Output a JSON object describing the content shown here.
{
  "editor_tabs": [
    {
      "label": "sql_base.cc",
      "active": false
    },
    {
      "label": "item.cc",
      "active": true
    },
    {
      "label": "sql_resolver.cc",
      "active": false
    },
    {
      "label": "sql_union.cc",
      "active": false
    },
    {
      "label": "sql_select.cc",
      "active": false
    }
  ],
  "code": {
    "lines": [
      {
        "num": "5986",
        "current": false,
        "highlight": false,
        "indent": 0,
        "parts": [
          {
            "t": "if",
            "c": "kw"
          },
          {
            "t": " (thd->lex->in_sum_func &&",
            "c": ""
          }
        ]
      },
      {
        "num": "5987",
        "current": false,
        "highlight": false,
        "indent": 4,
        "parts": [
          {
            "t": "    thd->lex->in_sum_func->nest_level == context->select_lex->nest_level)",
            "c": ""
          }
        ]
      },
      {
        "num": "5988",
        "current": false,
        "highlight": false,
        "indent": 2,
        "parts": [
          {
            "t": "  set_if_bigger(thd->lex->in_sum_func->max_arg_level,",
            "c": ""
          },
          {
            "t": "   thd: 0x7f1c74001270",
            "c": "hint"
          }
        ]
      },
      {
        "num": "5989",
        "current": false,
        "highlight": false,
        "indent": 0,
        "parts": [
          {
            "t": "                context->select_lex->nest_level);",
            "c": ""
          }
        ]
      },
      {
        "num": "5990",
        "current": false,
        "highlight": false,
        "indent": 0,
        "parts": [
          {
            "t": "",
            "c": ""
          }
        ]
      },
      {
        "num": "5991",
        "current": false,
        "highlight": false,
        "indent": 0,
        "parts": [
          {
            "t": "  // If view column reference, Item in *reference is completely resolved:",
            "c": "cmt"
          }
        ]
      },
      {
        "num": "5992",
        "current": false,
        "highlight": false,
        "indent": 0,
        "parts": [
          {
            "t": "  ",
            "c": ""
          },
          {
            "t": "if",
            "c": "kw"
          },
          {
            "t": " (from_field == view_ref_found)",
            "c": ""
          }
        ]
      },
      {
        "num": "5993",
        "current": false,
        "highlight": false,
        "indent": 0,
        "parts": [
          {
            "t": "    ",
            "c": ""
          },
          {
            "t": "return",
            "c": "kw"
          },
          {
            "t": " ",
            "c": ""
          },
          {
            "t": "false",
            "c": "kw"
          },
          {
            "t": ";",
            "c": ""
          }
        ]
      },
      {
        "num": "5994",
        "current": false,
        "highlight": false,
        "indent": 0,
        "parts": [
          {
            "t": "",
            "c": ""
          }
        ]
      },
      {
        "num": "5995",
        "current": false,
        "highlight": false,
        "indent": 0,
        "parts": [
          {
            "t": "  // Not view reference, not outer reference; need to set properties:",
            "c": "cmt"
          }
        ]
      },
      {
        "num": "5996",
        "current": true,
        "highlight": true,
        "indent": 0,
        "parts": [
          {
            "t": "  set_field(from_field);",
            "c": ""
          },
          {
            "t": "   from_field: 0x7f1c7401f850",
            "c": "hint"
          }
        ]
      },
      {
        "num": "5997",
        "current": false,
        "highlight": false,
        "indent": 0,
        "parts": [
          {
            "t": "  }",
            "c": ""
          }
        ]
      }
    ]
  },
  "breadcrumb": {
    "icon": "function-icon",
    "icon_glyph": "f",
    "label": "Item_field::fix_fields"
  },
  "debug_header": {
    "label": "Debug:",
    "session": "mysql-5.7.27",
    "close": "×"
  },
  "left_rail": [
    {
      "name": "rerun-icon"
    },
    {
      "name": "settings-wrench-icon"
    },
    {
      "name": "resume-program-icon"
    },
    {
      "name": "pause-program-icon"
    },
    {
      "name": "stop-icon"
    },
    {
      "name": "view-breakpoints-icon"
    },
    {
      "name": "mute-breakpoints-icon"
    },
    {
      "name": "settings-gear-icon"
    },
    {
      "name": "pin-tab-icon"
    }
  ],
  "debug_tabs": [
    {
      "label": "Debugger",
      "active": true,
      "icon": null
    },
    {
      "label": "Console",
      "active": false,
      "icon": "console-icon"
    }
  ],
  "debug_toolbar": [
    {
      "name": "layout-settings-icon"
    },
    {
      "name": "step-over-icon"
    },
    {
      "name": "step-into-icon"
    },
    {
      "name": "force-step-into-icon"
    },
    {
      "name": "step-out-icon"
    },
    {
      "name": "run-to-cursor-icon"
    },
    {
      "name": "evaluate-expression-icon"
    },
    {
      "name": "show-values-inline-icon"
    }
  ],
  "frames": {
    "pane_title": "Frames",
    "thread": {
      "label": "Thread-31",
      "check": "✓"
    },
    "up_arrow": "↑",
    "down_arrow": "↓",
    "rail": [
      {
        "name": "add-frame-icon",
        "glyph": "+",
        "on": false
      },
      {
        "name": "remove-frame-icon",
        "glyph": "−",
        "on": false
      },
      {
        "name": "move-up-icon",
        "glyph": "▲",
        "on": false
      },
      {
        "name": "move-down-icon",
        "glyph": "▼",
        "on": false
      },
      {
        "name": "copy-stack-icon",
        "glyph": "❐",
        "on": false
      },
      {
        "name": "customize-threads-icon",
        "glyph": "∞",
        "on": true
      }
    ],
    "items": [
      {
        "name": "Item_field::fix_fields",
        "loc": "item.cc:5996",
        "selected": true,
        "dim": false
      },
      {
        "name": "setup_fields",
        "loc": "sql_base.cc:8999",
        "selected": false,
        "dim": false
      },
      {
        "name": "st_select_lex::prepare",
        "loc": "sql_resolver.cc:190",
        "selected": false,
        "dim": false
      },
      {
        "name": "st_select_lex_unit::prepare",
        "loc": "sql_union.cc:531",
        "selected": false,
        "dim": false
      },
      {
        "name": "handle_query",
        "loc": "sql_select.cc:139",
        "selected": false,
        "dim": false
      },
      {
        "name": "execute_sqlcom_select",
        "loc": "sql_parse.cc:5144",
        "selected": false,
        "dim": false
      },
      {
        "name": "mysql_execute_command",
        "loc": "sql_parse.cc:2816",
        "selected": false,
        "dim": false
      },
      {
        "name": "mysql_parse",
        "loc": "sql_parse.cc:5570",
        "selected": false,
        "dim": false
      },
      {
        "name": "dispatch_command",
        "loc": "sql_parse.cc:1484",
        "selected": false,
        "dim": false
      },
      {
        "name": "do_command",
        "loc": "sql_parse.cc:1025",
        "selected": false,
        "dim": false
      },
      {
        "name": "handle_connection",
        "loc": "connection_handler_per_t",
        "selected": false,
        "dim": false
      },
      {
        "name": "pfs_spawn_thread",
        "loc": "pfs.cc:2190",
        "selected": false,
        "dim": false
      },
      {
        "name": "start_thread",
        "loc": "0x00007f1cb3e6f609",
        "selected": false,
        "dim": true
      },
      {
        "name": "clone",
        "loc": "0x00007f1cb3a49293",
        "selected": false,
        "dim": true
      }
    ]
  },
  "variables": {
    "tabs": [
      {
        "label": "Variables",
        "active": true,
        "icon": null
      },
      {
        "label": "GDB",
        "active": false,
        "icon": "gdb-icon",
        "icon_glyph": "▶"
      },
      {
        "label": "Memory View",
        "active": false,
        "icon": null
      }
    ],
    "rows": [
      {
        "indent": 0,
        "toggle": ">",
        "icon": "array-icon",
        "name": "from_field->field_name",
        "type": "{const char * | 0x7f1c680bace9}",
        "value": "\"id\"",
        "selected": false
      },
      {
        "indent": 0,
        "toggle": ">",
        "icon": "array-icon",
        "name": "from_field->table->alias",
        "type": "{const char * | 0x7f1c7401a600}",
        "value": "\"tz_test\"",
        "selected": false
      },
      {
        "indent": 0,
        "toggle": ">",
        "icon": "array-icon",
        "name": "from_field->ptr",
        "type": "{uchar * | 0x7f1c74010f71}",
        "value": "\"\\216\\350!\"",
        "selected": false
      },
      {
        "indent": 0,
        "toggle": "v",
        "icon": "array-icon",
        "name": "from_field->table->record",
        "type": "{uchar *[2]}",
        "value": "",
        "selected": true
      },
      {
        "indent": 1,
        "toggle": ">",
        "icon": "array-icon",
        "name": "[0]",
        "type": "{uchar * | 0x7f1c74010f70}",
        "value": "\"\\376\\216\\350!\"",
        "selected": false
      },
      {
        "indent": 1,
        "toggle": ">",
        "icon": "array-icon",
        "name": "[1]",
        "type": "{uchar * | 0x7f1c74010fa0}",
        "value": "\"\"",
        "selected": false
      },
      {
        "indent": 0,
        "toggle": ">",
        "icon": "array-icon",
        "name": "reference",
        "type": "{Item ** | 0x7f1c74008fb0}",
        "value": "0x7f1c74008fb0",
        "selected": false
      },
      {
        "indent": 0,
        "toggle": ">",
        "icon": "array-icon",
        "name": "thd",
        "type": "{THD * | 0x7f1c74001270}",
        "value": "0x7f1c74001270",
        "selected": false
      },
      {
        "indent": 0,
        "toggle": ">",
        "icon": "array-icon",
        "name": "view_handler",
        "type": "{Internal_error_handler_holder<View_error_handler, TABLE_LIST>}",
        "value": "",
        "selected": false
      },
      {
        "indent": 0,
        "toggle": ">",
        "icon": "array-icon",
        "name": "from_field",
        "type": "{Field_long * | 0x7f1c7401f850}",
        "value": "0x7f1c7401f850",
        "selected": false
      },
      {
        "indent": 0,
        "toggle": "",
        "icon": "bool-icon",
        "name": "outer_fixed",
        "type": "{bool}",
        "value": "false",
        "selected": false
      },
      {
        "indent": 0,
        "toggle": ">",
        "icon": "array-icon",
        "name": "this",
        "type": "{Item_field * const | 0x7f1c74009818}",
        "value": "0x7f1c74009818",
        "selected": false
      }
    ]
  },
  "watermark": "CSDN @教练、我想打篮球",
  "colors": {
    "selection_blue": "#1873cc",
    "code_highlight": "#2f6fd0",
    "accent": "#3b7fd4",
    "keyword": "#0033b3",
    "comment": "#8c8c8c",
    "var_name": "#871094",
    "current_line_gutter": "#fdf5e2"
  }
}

--

Return each line where "prepare" shows up.

        "name": "st_select_lex::prepare",
        "name": "st_select_lex_unit::prepare",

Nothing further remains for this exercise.